== Testo della pagina ==
......

Da una serie di ricerche, assieme ai medici, il papà Gianluca e la mamma Sabrina scoprirono che si trattava di ernia diaframmatica, una sindrome curabile ma con scarse possibilità di sopravvivenza. La patologia consiste nell’assenza del diaframma, che divide addome e torace, tra i quali nei primi tre mesi di gestazione sussiste una comunicazione fisiologica. Con il risultato che parte del contenuto addominale tende a risalire verso la cavità toracica, andando a comprimere i polmoni, compromettendone la funzionalità. Tale patologia non è quasi mai ereditaria e ne rimangono ignote le reali cause.

......

== Dati registrati ==
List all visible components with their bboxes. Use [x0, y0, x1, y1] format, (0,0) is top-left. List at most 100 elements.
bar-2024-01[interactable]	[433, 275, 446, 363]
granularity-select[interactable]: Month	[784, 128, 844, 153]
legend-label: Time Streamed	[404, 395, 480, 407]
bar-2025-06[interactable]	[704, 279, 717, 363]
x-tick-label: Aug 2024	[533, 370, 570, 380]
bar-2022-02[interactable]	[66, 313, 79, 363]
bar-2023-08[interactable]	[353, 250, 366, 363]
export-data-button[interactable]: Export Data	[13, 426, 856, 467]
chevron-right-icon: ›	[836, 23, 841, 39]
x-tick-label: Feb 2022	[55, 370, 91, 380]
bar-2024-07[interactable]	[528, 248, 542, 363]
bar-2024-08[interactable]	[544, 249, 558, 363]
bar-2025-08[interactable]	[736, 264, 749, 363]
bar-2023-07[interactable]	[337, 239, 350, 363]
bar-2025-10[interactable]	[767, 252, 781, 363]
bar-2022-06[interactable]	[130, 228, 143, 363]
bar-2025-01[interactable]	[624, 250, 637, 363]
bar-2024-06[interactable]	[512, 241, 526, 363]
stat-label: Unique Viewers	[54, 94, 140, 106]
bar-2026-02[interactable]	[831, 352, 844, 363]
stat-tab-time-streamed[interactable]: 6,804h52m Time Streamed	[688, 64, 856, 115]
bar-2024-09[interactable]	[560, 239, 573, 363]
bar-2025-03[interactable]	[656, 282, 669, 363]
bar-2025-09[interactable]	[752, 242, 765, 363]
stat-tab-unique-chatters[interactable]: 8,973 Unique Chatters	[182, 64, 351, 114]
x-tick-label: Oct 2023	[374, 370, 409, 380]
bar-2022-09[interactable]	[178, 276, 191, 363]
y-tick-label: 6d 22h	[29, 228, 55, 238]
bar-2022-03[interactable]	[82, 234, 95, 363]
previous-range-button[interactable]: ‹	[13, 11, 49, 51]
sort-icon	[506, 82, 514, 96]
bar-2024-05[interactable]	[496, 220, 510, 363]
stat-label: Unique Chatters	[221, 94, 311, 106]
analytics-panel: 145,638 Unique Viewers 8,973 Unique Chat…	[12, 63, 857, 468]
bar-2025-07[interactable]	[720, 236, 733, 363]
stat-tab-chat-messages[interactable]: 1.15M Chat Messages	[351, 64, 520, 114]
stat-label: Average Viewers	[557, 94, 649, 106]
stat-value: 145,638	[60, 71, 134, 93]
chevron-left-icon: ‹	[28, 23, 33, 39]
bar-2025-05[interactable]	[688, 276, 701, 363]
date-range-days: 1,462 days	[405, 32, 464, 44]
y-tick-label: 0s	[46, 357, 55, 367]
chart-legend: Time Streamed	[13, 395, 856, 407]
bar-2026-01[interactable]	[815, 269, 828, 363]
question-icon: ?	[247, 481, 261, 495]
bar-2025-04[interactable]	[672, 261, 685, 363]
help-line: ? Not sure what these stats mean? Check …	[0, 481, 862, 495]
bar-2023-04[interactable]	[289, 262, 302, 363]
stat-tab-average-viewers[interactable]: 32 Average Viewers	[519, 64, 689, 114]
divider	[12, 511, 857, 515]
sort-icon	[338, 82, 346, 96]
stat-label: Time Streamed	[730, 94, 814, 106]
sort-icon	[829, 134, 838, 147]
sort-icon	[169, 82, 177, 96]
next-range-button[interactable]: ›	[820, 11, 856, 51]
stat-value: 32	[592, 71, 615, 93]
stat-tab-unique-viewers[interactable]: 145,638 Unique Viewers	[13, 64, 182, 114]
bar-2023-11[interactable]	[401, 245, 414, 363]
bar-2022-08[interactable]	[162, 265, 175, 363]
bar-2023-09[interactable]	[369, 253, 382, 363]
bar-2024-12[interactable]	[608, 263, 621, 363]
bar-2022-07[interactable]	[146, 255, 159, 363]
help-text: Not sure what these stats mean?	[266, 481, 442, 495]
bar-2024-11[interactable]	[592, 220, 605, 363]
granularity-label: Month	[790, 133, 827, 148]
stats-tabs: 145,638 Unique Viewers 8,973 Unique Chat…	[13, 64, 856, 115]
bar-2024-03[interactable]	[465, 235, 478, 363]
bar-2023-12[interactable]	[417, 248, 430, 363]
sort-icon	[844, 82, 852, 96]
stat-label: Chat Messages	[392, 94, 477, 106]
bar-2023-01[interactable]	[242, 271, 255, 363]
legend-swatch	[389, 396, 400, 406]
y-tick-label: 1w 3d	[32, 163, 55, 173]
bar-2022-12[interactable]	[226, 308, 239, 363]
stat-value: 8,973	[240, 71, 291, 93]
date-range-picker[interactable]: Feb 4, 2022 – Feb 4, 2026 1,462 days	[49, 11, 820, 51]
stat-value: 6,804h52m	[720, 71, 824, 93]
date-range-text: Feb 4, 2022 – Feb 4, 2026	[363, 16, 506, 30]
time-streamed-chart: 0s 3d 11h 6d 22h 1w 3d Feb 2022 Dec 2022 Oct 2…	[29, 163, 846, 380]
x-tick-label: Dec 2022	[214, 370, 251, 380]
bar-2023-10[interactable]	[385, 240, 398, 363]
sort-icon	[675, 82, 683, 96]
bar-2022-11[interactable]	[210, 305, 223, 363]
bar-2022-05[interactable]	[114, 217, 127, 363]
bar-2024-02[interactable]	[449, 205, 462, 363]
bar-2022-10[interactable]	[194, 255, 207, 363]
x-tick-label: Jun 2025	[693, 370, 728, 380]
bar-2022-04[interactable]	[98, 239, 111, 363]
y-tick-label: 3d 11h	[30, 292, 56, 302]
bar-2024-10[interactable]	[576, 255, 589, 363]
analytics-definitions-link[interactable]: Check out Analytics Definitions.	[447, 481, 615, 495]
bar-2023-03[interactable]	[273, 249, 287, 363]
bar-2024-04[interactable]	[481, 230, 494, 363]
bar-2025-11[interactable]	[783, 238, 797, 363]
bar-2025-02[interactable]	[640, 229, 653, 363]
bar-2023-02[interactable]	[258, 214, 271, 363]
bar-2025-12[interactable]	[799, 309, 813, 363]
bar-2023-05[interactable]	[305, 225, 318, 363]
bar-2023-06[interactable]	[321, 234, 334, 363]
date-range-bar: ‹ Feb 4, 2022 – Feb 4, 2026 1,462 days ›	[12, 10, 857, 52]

......

== Consegna 1 ==
Nel testo sull'ernia diaframmatica, riscrivi in forma di elenco il paragrafo che inizia con "Da una serie di ricerche" mantenendone i fatti principali.
== Consegna 2 ==
Secondo il testo sull'ernia diaframmatica, che cosa comprime il contenuto addominale quando risale verso la cavità toracica?
== Consegna 3 ==
Prosegui il testo sull'ernia diaframmatica a partire dalla sua ultima frase.

== Risposta 1 ==
- Con i medici, il papà Gianluca e la mamma Sabrina scoprirono che si trattava di ernia diaframmatica.
- È una sindrome curabile, ma con scarse possibilità di sopravvivenza.
- Consiste nell'assenza del diaframma, che divide addome e torace.
- Nei primi tre mesi di gestazione tra addome e torace esiste una comunicazione fisiologica.
- Parte del contenuto addominale risale verso il torace e comprime i polmoni, compromettendone la funzionalità.
- Non è quasi mai ereditaria e le sue reali cause restano ignote.

== Risposta 2 ==
I polmoni.

== Risposta 3 ==
La paura che si trasforma in amore
A metà dell’estate 2005, i genitori di Benedetta si trovarono di fronte al bivio più drammatico della loro vita. Qualcuno tra gli amici suggerì loro di “non far soffrire” la bambina: farla nascere, in quest’ottica, era percepito come un atto di egoismo o, quantomeno, di incoscienza. Gianluca e Sabrina, comunque, non ebbero mai dubbi sul dare alla luce quella figlia così sfortunata. Per il resto, quella storia presentava soltanto incognite: con quale spirito affrontare uno scoglio così grande? Una volta nata, Benedetta che vita avrebbe vissuto? Quanti anni o mesi poteva sopravvivere?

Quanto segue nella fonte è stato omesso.